Task directions: Search the material for the string "Centralized", then return every line where it is found.

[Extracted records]
___

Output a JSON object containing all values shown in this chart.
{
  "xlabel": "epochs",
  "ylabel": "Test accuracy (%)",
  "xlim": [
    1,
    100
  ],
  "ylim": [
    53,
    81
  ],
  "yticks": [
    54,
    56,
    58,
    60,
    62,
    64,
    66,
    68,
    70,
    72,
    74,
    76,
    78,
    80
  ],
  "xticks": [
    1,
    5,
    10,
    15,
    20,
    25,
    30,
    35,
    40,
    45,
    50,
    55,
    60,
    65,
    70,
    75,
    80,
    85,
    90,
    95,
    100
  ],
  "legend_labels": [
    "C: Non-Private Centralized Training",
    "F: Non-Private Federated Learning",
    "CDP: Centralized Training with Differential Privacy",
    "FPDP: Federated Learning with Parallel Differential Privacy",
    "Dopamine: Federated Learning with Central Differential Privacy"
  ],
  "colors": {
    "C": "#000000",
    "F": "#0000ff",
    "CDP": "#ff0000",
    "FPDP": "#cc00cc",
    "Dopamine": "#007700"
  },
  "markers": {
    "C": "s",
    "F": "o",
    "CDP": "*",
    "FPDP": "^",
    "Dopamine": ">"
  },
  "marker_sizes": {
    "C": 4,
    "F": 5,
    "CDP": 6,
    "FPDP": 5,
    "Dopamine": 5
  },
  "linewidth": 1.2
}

___

Exercise response:
    "C: Non-Private Centralized Training",
    "CDP: Centralized Training with Differential Privacy",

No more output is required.